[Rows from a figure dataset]
>>>>>

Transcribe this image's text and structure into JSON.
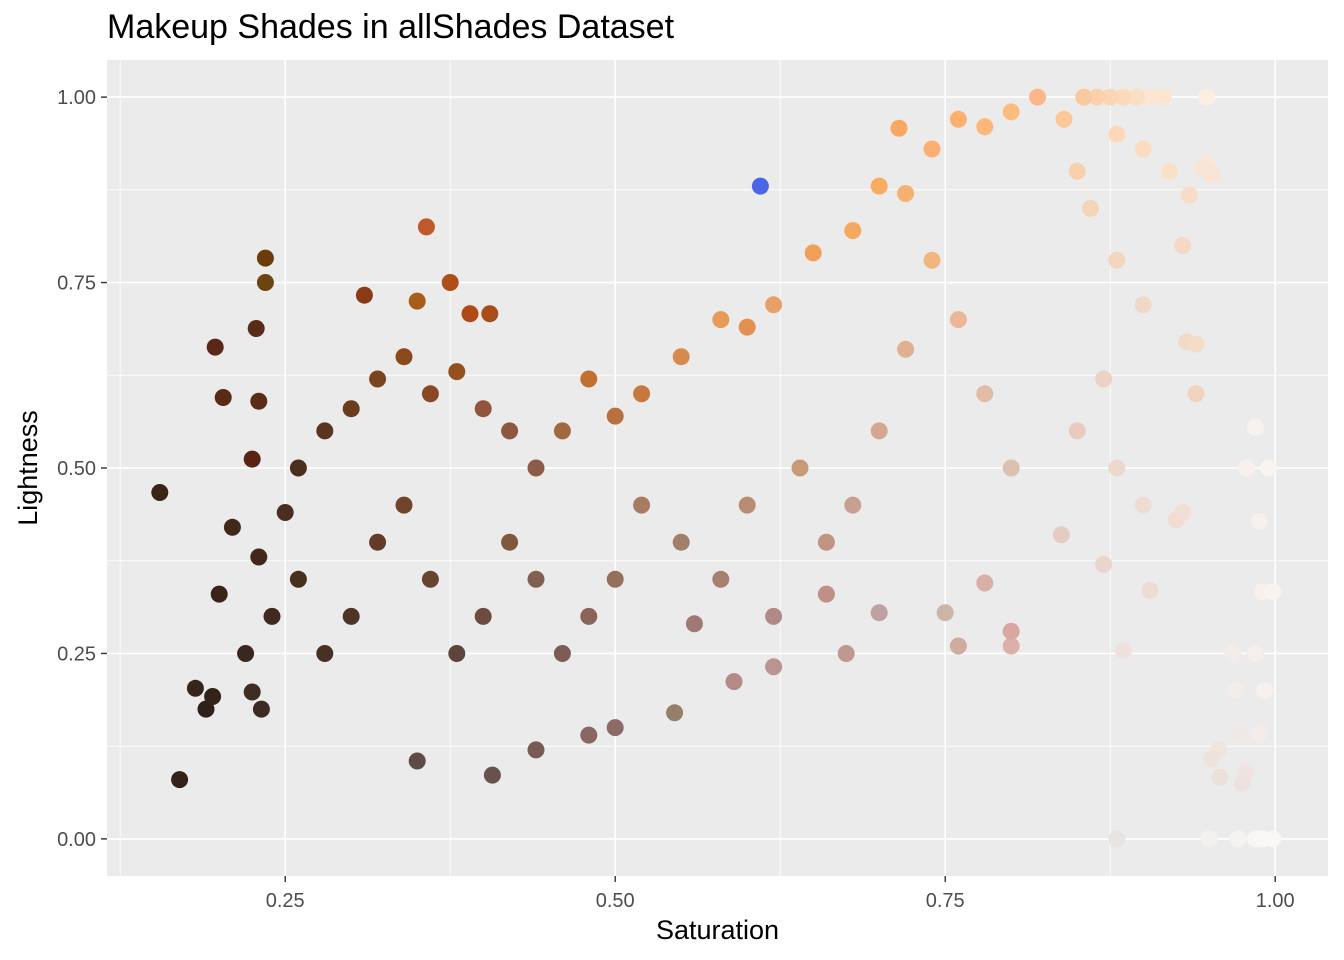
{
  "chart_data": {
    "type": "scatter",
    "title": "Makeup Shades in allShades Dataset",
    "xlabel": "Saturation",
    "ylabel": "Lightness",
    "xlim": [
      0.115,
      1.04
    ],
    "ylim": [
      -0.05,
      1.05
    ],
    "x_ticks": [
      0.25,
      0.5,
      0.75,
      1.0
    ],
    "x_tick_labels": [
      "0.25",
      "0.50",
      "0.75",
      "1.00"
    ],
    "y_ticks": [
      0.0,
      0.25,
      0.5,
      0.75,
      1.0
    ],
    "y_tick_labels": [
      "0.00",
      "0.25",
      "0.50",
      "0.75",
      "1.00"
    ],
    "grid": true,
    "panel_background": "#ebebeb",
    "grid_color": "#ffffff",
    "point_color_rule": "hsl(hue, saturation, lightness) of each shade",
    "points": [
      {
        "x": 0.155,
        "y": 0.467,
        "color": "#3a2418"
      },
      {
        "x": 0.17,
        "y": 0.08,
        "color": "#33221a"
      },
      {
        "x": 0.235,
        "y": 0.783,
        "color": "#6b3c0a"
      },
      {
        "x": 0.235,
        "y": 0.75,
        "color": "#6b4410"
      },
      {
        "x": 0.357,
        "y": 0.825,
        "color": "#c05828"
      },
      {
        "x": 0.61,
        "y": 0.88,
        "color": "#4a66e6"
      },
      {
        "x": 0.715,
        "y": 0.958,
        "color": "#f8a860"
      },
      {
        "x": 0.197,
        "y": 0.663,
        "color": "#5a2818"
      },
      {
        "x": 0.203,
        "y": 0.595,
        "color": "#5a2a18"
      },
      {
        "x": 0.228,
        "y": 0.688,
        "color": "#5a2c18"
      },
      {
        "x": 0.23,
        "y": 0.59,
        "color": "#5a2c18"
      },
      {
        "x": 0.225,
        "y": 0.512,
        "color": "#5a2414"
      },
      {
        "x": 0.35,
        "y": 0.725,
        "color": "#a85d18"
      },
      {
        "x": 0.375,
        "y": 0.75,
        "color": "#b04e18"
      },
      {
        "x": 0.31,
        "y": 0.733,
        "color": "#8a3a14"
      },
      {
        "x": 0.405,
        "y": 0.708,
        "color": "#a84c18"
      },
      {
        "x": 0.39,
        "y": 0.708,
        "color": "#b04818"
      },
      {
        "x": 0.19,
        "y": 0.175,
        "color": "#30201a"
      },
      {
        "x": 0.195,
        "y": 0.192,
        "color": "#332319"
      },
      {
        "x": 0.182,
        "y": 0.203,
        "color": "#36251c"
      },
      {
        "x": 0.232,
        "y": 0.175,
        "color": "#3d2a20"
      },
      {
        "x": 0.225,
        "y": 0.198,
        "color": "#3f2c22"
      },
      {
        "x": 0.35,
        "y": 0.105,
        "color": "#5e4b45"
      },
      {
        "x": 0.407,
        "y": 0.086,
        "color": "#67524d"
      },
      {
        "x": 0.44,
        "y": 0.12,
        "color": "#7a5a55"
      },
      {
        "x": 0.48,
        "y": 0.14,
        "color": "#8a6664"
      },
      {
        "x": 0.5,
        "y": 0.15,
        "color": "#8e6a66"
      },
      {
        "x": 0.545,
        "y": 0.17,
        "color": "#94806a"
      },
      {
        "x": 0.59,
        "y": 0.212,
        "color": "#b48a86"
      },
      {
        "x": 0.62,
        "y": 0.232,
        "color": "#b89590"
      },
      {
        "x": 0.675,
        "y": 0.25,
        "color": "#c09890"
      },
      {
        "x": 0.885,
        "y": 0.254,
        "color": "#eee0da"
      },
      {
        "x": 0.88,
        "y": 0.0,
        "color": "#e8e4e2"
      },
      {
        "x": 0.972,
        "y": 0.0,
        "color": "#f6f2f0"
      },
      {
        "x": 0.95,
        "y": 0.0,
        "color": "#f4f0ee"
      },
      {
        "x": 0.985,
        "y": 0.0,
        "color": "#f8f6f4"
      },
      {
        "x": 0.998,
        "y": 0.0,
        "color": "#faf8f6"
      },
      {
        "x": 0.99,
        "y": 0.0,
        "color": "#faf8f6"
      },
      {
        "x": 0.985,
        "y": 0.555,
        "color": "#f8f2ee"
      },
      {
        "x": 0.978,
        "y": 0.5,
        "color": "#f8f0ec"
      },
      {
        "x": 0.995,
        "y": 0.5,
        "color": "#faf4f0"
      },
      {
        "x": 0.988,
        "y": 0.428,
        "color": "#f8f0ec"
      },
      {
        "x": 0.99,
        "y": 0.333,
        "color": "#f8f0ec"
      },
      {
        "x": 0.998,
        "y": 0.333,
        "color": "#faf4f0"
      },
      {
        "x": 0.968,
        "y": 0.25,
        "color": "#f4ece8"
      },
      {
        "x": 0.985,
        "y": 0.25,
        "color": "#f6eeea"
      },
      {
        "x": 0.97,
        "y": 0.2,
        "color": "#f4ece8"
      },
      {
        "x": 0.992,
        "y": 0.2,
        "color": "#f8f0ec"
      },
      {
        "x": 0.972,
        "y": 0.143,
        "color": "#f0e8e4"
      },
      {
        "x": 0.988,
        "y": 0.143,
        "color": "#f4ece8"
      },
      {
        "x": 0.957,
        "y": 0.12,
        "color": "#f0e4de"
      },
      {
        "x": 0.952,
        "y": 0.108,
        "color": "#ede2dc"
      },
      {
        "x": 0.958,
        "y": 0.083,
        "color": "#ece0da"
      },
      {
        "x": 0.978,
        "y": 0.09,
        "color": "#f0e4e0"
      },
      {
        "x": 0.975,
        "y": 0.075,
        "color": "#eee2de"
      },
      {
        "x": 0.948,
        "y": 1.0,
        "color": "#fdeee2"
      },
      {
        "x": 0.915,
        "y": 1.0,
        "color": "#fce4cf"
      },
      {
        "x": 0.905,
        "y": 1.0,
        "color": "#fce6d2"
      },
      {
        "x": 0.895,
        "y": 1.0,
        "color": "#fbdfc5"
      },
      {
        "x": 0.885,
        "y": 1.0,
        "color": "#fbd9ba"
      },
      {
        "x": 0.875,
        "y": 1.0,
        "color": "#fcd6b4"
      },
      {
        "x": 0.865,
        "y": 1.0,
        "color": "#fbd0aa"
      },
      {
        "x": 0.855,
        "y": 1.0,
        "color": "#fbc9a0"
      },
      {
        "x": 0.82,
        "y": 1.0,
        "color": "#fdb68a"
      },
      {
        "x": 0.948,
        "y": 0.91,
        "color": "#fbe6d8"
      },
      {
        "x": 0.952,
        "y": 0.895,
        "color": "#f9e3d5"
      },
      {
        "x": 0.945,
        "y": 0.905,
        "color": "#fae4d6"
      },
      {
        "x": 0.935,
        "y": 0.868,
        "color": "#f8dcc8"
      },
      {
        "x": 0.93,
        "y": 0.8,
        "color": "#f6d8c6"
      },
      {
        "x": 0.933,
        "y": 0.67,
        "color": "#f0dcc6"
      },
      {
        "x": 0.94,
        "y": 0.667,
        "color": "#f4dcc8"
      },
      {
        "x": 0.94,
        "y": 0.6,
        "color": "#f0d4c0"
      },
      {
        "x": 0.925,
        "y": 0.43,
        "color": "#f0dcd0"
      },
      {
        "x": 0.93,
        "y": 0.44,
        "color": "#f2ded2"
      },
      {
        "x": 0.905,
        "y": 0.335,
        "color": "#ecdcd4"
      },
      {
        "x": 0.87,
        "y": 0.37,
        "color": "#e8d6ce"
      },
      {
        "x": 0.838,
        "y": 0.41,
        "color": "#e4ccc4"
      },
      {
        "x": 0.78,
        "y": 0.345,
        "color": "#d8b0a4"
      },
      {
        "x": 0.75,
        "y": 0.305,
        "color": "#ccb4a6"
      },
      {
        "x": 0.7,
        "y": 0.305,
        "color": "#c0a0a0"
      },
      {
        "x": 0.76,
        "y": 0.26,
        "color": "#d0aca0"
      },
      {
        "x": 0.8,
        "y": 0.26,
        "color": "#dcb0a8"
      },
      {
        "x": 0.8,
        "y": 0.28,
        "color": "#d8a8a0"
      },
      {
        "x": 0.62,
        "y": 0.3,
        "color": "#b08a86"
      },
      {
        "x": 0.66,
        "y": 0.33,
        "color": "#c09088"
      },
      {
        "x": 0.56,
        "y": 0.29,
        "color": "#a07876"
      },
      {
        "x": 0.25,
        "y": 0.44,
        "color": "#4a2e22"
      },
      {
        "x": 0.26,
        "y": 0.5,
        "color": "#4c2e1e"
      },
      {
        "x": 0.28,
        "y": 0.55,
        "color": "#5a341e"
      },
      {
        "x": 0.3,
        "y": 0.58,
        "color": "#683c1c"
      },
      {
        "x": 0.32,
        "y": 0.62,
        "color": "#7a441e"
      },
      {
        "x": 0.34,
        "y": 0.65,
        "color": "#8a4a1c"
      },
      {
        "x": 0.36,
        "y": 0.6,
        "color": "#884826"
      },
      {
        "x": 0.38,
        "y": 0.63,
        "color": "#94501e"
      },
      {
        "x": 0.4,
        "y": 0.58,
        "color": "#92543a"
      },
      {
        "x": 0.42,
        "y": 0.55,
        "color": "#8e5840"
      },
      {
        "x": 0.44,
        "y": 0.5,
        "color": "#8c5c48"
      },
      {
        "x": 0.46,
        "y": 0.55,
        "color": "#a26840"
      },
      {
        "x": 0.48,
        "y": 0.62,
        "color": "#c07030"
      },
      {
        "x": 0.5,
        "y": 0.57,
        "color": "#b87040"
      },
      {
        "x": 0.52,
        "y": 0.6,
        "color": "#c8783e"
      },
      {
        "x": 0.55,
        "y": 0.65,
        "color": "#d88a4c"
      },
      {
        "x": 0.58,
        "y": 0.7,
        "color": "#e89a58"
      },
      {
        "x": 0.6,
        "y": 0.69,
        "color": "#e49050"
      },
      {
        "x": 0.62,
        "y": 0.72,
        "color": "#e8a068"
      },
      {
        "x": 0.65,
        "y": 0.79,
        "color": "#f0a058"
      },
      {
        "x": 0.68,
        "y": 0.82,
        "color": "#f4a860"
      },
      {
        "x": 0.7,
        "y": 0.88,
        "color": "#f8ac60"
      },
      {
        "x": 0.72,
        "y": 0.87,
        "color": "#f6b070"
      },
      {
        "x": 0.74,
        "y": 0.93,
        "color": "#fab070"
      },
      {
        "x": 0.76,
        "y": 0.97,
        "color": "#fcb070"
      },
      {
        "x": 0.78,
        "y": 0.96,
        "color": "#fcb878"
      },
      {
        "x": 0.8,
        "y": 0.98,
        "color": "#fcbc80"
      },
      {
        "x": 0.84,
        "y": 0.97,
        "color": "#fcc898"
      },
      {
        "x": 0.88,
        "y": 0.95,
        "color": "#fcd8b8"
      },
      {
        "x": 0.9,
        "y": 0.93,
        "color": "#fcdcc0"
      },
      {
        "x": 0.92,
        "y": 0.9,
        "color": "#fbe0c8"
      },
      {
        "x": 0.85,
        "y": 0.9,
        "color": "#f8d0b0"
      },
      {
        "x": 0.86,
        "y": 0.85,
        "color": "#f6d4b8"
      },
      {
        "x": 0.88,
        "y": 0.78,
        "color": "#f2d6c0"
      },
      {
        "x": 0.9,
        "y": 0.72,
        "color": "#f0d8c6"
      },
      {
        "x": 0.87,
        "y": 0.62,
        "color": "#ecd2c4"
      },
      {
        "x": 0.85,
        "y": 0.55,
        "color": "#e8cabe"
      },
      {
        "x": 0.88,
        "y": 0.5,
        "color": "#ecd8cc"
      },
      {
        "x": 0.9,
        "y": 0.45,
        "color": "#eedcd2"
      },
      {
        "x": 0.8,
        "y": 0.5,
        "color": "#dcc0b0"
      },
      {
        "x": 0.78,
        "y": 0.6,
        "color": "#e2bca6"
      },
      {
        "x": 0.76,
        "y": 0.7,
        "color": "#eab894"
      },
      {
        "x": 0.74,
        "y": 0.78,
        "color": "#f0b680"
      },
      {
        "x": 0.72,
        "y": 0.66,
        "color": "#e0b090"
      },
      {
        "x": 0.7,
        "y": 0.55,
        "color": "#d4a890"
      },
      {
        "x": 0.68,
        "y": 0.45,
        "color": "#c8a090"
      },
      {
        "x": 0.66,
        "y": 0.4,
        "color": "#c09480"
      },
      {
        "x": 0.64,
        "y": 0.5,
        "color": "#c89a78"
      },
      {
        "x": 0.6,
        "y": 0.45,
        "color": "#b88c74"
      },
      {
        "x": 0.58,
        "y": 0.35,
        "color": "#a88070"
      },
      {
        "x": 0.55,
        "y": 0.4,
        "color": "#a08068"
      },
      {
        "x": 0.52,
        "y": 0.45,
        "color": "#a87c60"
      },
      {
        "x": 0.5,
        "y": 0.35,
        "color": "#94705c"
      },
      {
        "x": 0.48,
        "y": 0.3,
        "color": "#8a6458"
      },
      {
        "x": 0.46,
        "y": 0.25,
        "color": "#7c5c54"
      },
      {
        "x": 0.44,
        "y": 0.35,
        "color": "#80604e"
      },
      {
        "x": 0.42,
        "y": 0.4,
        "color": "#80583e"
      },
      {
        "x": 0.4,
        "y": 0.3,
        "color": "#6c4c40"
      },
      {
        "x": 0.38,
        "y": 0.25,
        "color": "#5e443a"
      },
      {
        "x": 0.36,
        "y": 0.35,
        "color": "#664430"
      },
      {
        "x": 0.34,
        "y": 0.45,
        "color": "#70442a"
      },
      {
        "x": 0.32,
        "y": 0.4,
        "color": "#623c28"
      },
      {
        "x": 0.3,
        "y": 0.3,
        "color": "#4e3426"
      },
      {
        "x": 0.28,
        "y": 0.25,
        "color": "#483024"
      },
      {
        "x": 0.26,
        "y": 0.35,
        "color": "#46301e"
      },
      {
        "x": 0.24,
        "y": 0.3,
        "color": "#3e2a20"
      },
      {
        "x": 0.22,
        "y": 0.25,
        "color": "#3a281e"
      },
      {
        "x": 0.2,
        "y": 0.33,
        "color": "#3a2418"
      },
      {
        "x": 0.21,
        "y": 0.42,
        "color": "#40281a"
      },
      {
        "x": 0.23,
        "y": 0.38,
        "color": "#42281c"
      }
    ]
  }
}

<<<<<
>>>>>

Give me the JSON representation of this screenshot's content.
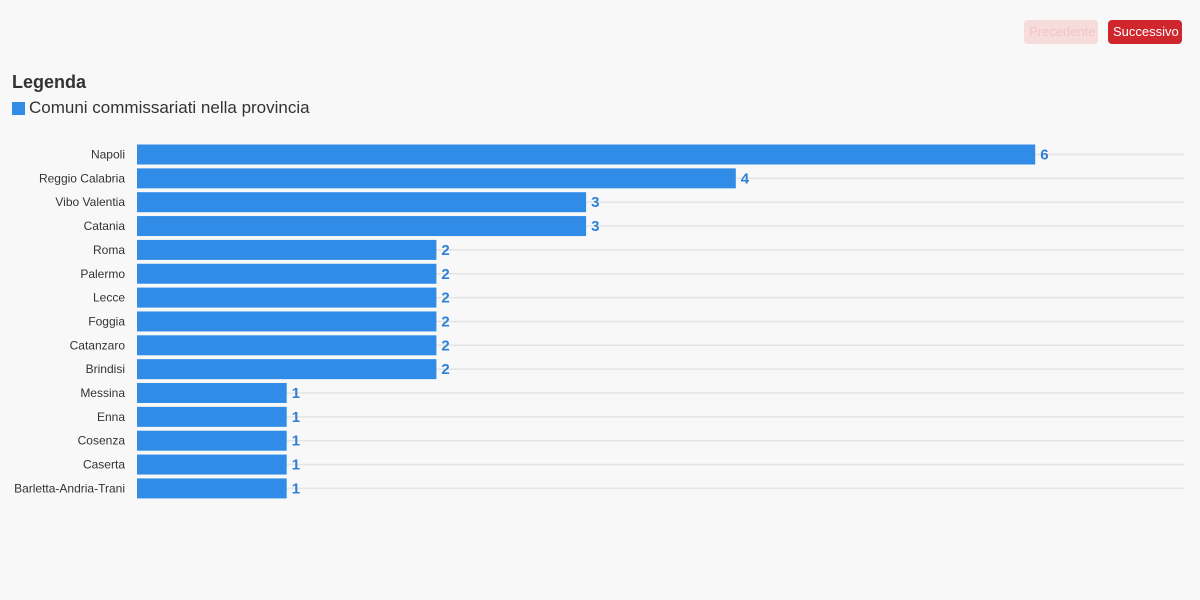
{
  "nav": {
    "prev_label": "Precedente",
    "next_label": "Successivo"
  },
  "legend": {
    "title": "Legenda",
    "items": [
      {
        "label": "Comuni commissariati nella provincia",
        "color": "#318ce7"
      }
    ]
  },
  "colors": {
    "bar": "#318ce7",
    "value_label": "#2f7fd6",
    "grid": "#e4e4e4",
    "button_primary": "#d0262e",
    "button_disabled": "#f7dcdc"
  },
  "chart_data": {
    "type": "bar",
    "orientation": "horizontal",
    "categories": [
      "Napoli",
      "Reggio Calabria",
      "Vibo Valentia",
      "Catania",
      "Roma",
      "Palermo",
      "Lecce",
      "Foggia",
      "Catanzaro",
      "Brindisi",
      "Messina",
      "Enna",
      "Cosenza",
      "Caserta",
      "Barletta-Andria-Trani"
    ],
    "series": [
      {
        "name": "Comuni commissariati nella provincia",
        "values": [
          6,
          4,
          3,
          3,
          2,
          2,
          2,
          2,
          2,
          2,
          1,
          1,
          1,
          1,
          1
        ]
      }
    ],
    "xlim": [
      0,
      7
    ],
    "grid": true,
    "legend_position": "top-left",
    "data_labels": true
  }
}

<<<<<

_Do this_: Copy out each line in the listing that has the word "commissariati".

_Output_:
        "label": "Comuni commissariati nella provincia",
        "name": "Comuni commissariati nella provincia",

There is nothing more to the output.